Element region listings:

## start

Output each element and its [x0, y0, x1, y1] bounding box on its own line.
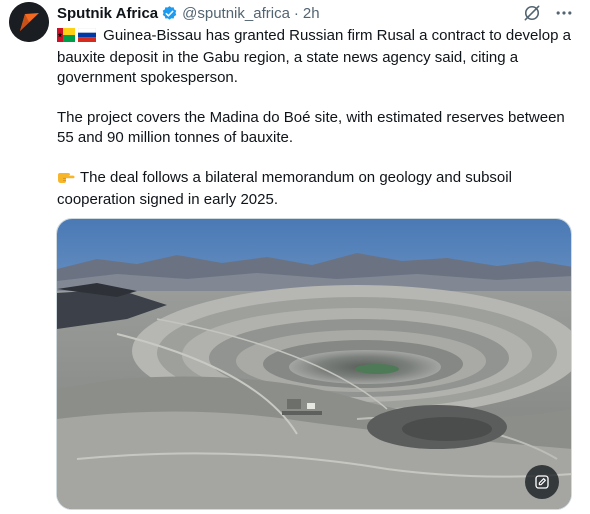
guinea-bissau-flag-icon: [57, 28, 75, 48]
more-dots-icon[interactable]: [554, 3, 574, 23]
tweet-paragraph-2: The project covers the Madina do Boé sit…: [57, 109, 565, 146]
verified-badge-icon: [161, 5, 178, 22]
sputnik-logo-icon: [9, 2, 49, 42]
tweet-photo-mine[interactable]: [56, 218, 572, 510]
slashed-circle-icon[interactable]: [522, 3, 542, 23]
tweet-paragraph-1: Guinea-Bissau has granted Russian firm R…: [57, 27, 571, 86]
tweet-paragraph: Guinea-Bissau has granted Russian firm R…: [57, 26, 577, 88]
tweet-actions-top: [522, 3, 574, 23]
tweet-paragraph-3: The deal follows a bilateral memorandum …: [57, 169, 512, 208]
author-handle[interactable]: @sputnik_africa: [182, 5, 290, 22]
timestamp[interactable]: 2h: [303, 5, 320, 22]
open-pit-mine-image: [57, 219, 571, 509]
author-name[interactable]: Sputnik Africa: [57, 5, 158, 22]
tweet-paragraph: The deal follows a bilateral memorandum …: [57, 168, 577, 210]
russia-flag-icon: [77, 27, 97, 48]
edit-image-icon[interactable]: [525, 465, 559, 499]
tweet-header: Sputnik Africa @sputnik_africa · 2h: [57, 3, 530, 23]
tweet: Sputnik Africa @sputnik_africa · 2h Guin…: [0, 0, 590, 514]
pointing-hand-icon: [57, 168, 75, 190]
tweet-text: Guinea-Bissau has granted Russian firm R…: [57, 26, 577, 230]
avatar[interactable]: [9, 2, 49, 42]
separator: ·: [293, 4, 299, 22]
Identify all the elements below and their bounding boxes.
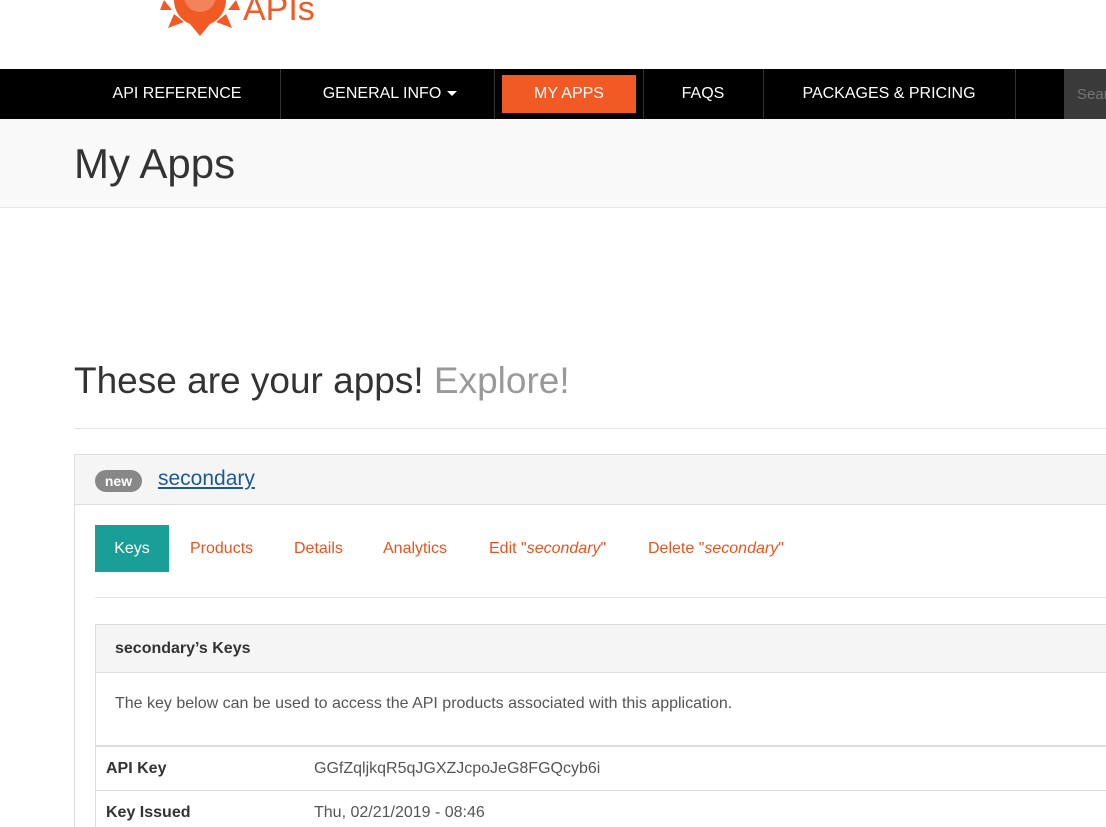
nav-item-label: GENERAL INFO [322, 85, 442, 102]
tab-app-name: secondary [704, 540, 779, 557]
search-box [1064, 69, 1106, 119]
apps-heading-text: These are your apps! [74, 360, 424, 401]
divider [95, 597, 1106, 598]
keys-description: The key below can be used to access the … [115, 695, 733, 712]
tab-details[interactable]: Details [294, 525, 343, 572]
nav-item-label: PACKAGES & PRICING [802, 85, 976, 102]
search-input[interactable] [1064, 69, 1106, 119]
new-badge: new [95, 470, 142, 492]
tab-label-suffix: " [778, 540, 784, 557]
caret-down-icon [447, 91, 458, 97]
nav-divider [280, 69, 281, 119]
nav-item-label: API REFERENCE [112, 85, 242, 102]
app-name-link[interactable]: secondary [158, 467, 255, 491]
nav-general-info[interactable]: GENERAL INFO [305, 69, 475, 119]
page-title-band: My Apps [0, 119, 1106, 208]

## end

Update the items above by replacing every "nav-item-label" with "nav-link-label" and leaving all other text unchanged. Omit the pictures from your answer.

■ Exercise answer ■
Output each element and its [x0, y0, x1, y1] bounding box on its own line.
guinea-bissau-flag-icon: [57, 28, 75, 48]
more-dots-icon[interactable]: [554, 3, 574, 23]
tweet-paragraph-2: The project covers the Madina do Boé sit…: [57, 109, 565, 146]
verified-badge-icon: [161, 5, 178, 22]
sputnik-logo-icon: [9, 2, 49, 42]
tweet-photo-mine[interactable]: [56, 218, 572, 510]
slashed-circle-icon[interactable]: [522, 3, 542, 23]
tweet-paragraph-1: Guinea-Bissau has granted Russian firm R…: [57, 27, 571, 86]
tweet-paragraph: Guinea-Bissau has granted Russian firm R…: [57, 26, 577, 88]
tweet-actions-top: [522, 3, 574, 23]
tweet-paragraph-3: The deal follows a bilateral memorandum …: [57, 169, 512, 208]
author-handle[interactable]: @sputnik_africa: [182, 5, 290, 22]
timestamp[interactable]: 2h: [303, 5, 320, 22]
open-pit-mine-image: [57, 219, 571, 509]
author-name[interactable]: Sputnik Africa: [57, 5, 158, 22]
tweet-paragraph: The deal follows a bilateral memorandum …: [57, 168, 577, 210]
russia-flag-icon: [77, 27, 97, 48]
edit-image-icon[interactable]: [525, 465, 559, 499]
tweet-header: Sputnik Africa @sputnik_africa · 2h: [57, 3, 530, 23]
tweet: Sputnik Africa @sputnik_africa · 2h Guin…: [0, 0, 590, 514]
pointing-hand-icon: [57, 168, 75, 190]
tweet-text: Guinea-Bissau has granted Russian firm R…: [57, 26, 577, 230]
avatar[interactable]: [9, 2, 49, 42]
separator: ·: [293, 4, 299, 22]
Identify all the elements below and their bounding boxes.
nav-link-label: GENERAL INFO [322, 85, 442, 102]
tab-app-name: secondary [704, 540, 779, 557]
search-box [1064, 69, 1106, 119]
apps-heading-text: These are your apps! [74, 360, 424, 401]
divider [95, 597, 1106, 598]
keys-description: The key below can be used to access the … [115, 695, 733, 712]
tab-details[interactable]: Details [294, 525, 343, 572]
nav-link-label: PACKAGES & PRICING [802, 85, 976, 102]
search-input[interactable] [1064, 69, 1106, 119]
new-badge: new [95, 470, 142, 492]
tab-label-suffix: " [778, 540, 784, 557]
caret-down-icon [447, 91, 458, 97]
nav-divider [280, 69, 281, 119]
nav-link-label: API REFERENCE [112, 85, 242, 102]
app-name-link[interactable]: secondary [158, 467, 255, 491]
nav-general-info[interactable]: GENERAL INFO [305, 69, 475, 119]
page-title-band: My Apps [0, 119, 1106, 208]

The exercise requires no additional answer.